* _DESCRIPTION OF THE TASK_
Repeat each entry as written, dropping any picture you find.

* _RECORDS FOR THE TASK_
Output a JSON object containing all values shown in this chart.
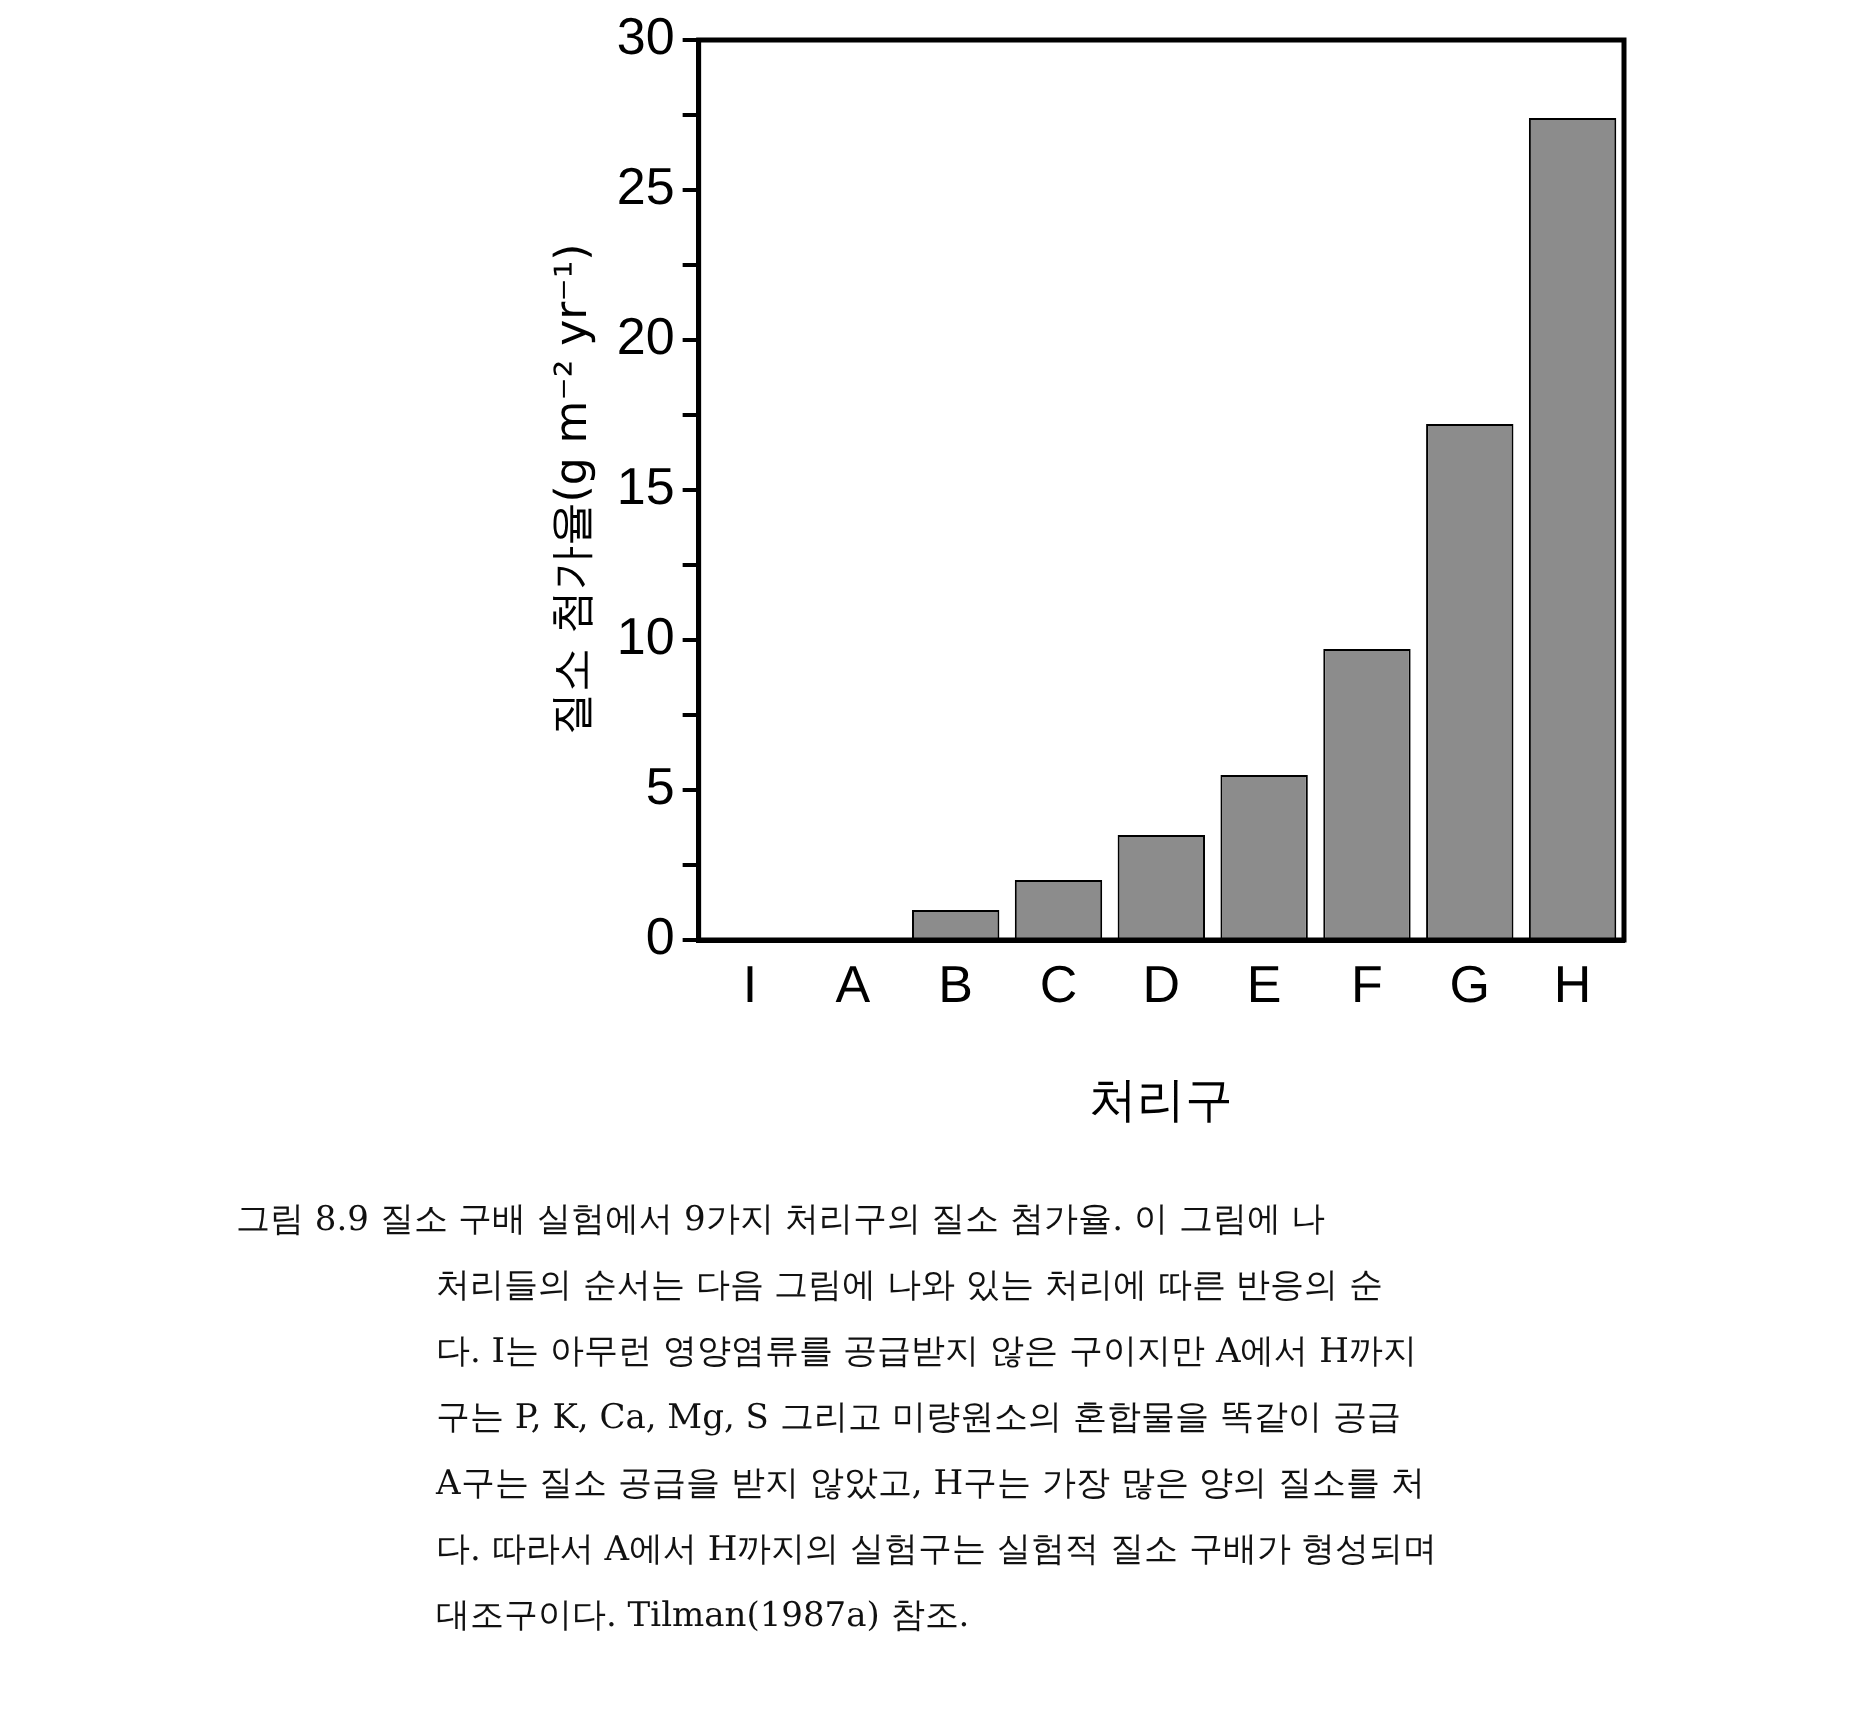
{
  "chart_data": {
    "type": "bar",
    "xlabel": "처리구",
    "ylabel": "질소 첨가율(g m⁻² yr⁻¹)",
    "categories": [
      "I",
      "A",
      "B",
      "C",
      "D",
      "E",
      "F",
      "G",
      "H"
    ],
    "values": [
      0,
      0,
      1.0,
      2.0,
      3.5,
      5.5,
      9.7,
      17.2,
      27.4
    ],
    "color": "#8c8c8c",
    "ylim": [
      0,
      30
    ],
    "yticks": [
      0,
      {
        "value": 2.5,
        "label": null
      },
      5,
      {
        "value": 7.5,
        "label": null
      },
      10,
      {
        "value": 12.5,
        "label": null
      },
      15,
      {
        "value": 17.5,
        "label": null
      },
      20,
      {
        "value": 22.5,
        "label": null
      },
      25,
      {
        "value": 27.5,
        "label": null
      },
      30
    ],
    "grid": false,
    "legend": false,
    "annotations": [
      "그림 8.9  질소 구배 실험에서 9가지 처리구의 질소 첨가율. 이 그림에 나",
      "처리들의 순서는 다음 그림에 나와 있는 처리에 따른 반응의 순",
      "다. I는 아무런 영양염류를 공급받지 않은 구이지만 A에서 H까지",
      "구는 P, K, Ca, Mg, S 그리고 미량원소의 혼합물을 똑같이 공급",
      "A구는 질소 공급을 받지 않았고, H구는 가장 많은 양의 질소를 처",
      "다. 따라서 A에서 H까지의 실험구는 실험적 질소 구배가 형성되며",
      "대조구이다. Tilman(1987a) 참조."
    ]
  }
}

* _EXERCISE ANSWER_
Output a JSON object containing all values shown in this chart.
{
  "chart_data": {
    "type": "bar",
    "xlabel": "처리구",
    "ylabel": "질소 첨가율(g m⁻² yr⁻¹)",
    "categories": [
      "I",
      "A",
      "B",
      "C",
      "D",
      "E",
      "F",
      "G",
      "H"
    ],
    "values": [
      0,
      0,
      1.0,
      2.0,
      3.5,
      5.5,
      9.7,
      17.2,
      27.4
    ],
    "color": "#8c8c8c",
    "ylim": [
      0,
      30
    ],
    "yticks": [
      0,
      {
        "value": 2.5,
        "label": null
      },
      5,
      {
        "value": 7.5,
        "label": null
      },
      10,
      {
        "value": 12.5,
        "label": null
      },
      15,
      {
        "value": 17.5,
        "label": null
      },
      20,
      {
        "value": 22.5,
        "label": null
      },
      25,
      {
        "value": 27.5,
        "label": null
      },
      30
    ],
    "grid": false,
    "legend": false,
    "annotations": [
      "그림 8.9  질소 구배 실험에서 9가지 처리구의 질소 첨가율. 이 그림에 나",
      "처리들의 순서는 다음 그림에 나와 있는 처리에 따른 반응의 순",
      "다. I는 아무런 영양염류를 공급받지 않은 구이지만 A에서 H까지",
      "구는 P, K, Ca, Mg, S 그리고 미량원소의 혼합물을 똑같이 공급",
      "A구는 질소 공급을 받지 않았고, H구는 가장 많은 양의 질소를 처",
      "다. 따라서 A에서 H까지의 실험구는 실험적 질소 구배가 형성되며",
      "대조구이다. Tilman(1987a) 참조."
    ]
  }
}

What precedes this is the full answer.